# [THE PROBLEM]
A verbatim copy of the records is required, with all pictures left out.

-- begin MATERIAL FOR THIS EXERCISE --

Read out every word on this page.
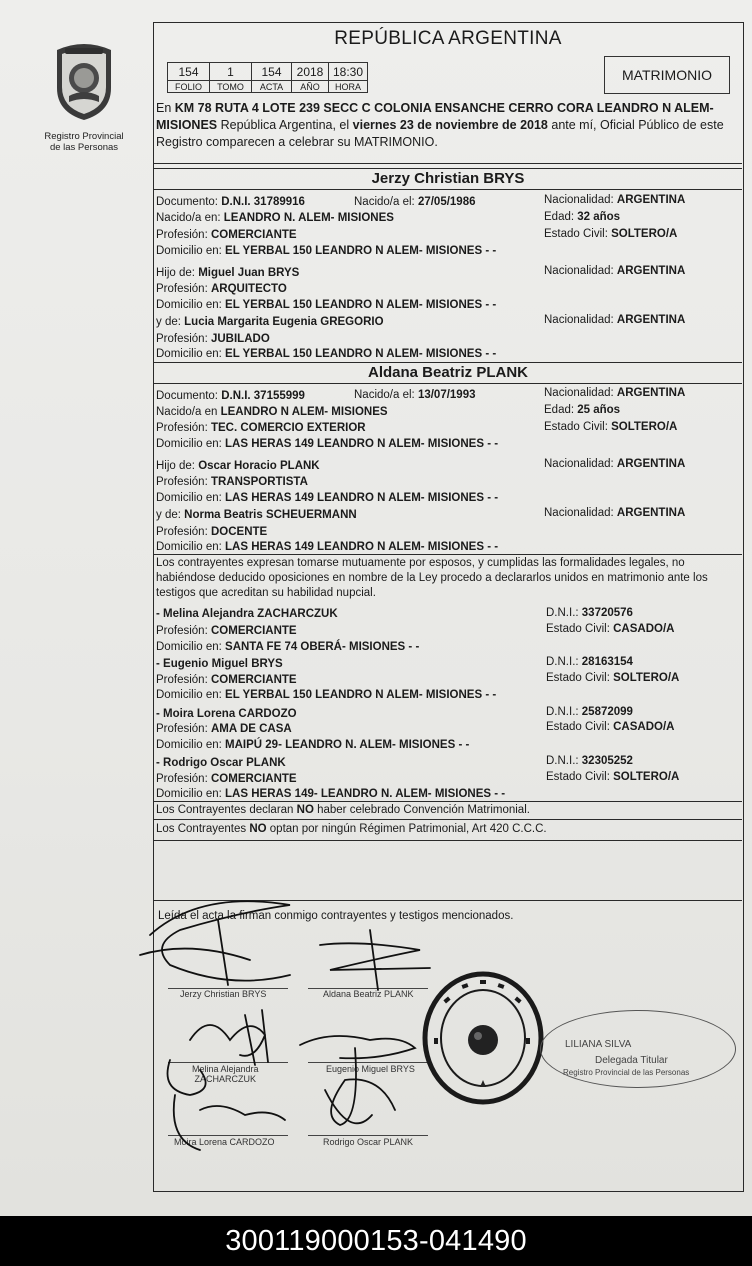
Registro Provincial
de las Personas
REPÚBLICA ARGENTINA
154	1	154	2018	18:30
FOLIO	TOMO	ACTA	AÑO	HORA
MATRIMONIO
En KM 78 RUTA 4 LOTE 239 SECC C COLONIA ENSANCHE CERRO CORA LEANDRO N ALEM- MISIONES República Argentina, el viernes 23 de noviembre de 2018 ante mí, Oficial Público de este Registro comparecen a celebrar su MATRIMONIO.
Jerzy Christian BRYS
Documento: D.N.I. 31789916	Nacido/a el: 27/05/1986	Nacionalidad: ARGENTINA
Nacido/a en: LEANDRO N. ALEM- MISIONES	Edad: 32 años
Profesión: COMERCIANTE	Estado Civil: SOLTERO/A
Domicilio en: EL YERBAL 150 LEANDRO N ALEM- MISIONES - -
Hijo de: Miguel Juan BRYS	Nacionalidad: ARGENTINA
Profesión: ARQUITECTO
Domicilio en: EL YERBAL 150 LEANDRO N ALEM- MISIONES - -
y de: Lucia Margarita Eugenia GREGORIO	Nacionalidad: ARGENTINA
Profesión: JUBILADO
Domicilio en: EL YERBAL 150 LEANDRO N ALEM- MISIONES - -
Aldana Beatriz PLANK
Documento: D.N.I. 37155999	Nacido/a el: 13/07/1993	Nacionalidad: ARGENTINA
Nacido/a en LEANDRO N ALEM- MISIONES	Edad: 25 años
Profesión: TEC. COMERCIO EXTERIOR	Estado Civil: SOLTERO/A
Domicilio en: LAS HERAS 149 LEANDRO N ALEM- MISIONES - -
Hijo de: Oscar Horacio PLANK	Nacionalidad: ARGENTINA
Profesión: TRANSPORTISTA
Domicilio en: LAS HERAS 149 LEANDRO N ALEM- MISIONES - -
y de: Norma Beatris SCHEUERMANN	Nacionalidad: ARGENTINA
Profesión: DOCENTE
Domicilio en: LAS HERAS 149 LEANDRO N ALEM- MISIONES - -
Los contrayentes expresan tomarse mutuamente por esposos, y cumplidas las formalidades legales, no habiéndose deducido oposiciones en nombre de la Ley procedo a declararlos unidos en matrimonio ante los testigos que acreditan su habilidad nupcial.
- Melina Alejandra ZACHARCZUK	D.N.I.: 33720576
Profesión: COMERCIANTE	Estado Civil: CASADO/A
Domicilio en: SANTA FE 74 OBERÁ- MISIONES - -
- Eugenio Miguel BRYS	D.N.I.: 28163154
Profesión: COMERCIANTE	Estado Civil: SOLTERO/A
Domicilio en: EL YERBAL 150 LEANDRO N ALEM- MISIONES - -
- Moira Lorena CARDOZO	D.N.I.: 25872099
Profesión: AMA DE CASA	Estado Civil: CASADO/A
Domicilio en: MAIPÚ 29- LEANDRO N. ALEM- MISIONES - -
- Rodrigo Oscar PLANK	D.N.I.: 32305252
Profesión: COMERCIANTE	Estado Civil: SOLTERO/A
Domicilio en: LAS HERAS 149- LEANDRO N. ALEM- MISIONES - -
Los Contrayentes declaran NO haber celebrado Convención Matrimonial.
Los Contrayentes NO optan por ningún Régimen Patrimonial, Art 420 C.C.C.
Leída el acta la firman conmigo contrayentes y testigos mencionados.
Jerzy Christian BRYS	Aldana Beatriz PLANK
Melina Alejandra
ZACHARCZUK
Eugenio Miguel BRYS
Moira Lorena CARDOZO	Rodrigo Oscar PLANK
LILIANA SILVA
Delegada Titular
Registro Provincial de las Personas
300119000153-041490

-- end MATERIAL FOR THIS EXERCISE --

# [FULL OUTPUT]
Read out every word on this page.
Registro Provincial
de las Personas
REPÚBLICA ARGENTINA
154	1	154	2018	18:30
FOLIO	TOMO	ACTA	AÑO	HORA
MATRIMONIO
En KM 78 RUTA 4 LOTE 239 SECC C COLONIA ENSANCHE CERRO CORA LEANDRO N ALEM- MISIONES República Argentina, el viernes 23 de noviembre de 2018 ante mí, Oficial Público de este Registro comparecen a celebrar su MATRIMONIO.
Jerzy Christian BRYS
Documento: D.N.I. 31789916	Nacido/a el: 27/05/1986	Nacionalidad: ARGENTINA
Nacido/a en: LEANDRO N. ALEM- MISIONES	Edad: 32 años
Profesión: COMERCIANTE	Estado Civil: SOLTERO/A
Domicilio en: EL YERBAL 150 LEANDRO N ALEM- MISIONES - -
Hijo de: Miguel Juan BRYS	Nacionalidad: ARGENTINA
Profesión: ARQUITECTO
Domicilio en: EL YERBAL 150 LEANDRO N ALEM- MISIONES - -
y de: Lucia Margarita Eugenia GREGORIO	Nacionalidad: ARGENTINA
Profesión: JUBILADO
Domicilio en: EL YERBAL 150 LEANDRO N ALEM- MISIONES - -
Aldana Beatriz PLANK
Documento: D.N.I. 37155999	Nacido/a el: 13/07/1993	Nacionalidad: ARGENTINA
Nacido/a en LEANDRO N ALEM- MISIONES	Edad: 25 años
Profesión: TEC. COMERCIO EXTERIOR	Estado Civil: SOLTERO/A
Domicilio en: LAS HERAS 149 LEANDRO N ALEM- MISIONES - -
Hijo de: Oscar Horacio PLANK	Nacionalidad: ARGENTINA
Profesión: TRANSPORTISTA
Domicilio en: LAS HERAS 149 LEANDRO N ALEM- MISIONES - -
y de: Norma Beatris SCHEUERMANN	Nacionalidad: ARGENTINA
Profesión: DOCENTE
Domicilio en: LAS HERAS 149 LEANDRO N ALEM- MISIONES - -
Los contrayentes expresan tomarse mutuamente por esposos, y cumplidas las formalidades legales, no habiéndose deducido oposiciones en nombre de la Ley procedo a declararlos unidos en matrimonio ante los testigos que acreditan su habilidad nupcial.
- Melina Alejandra ZACHARCZUK	D.N.I.: 33720576
Profesión: COMERCIANTE	Estado Civil: CASADO/A
Domicilio en: SANTA FE 74 OBERÁ- MISIONES - -
- Eugenio Miguel BRYS	D.N.I.: 28163154
Profesión: COMERCIANTE	Estado Civil: SOLTERO/A
Domicilio en: EL YERBAL 150 LEANDRO N ALEM- MISIONES - -
- Moira Lorena CARDOZO	D.N.I.: 25872099
Profesión: AMA DE CASA	Estado Civil: CASADO/A
Domicilio en: MAIPÚ 29- LEANDRO N. ALEM- MISIONES - -
- Rodrigo Oscar PLANK	D.N.I.: 32305252
Profesión: COMERCIANTE	Estado Civil: SOLTERO/A
Domicilio en: LAS HERAS 149- LEANDRO N. ALEM- MISIONES - -
Los Contrayentes declaran NO haber celebrado Convención Matrimonial.
Los Contrayentes NO optan por ningún Régimen Patrimonial, Art 420 C.C.C.
Leída el acta la firman conmigo contrayentes y testigos mencionados.
Jerzy Christian BRYS	Aldana Beatriz PLANK
Melina Alejandra
ZACHARCZUK
Eugenio Miguel BRYS
Moira Lorena CARDOZO	Rodrigo Oscar PLANK
LILIANA SILVA
Delegada Titular
Registro Provincial de las Personas
300119000153-041490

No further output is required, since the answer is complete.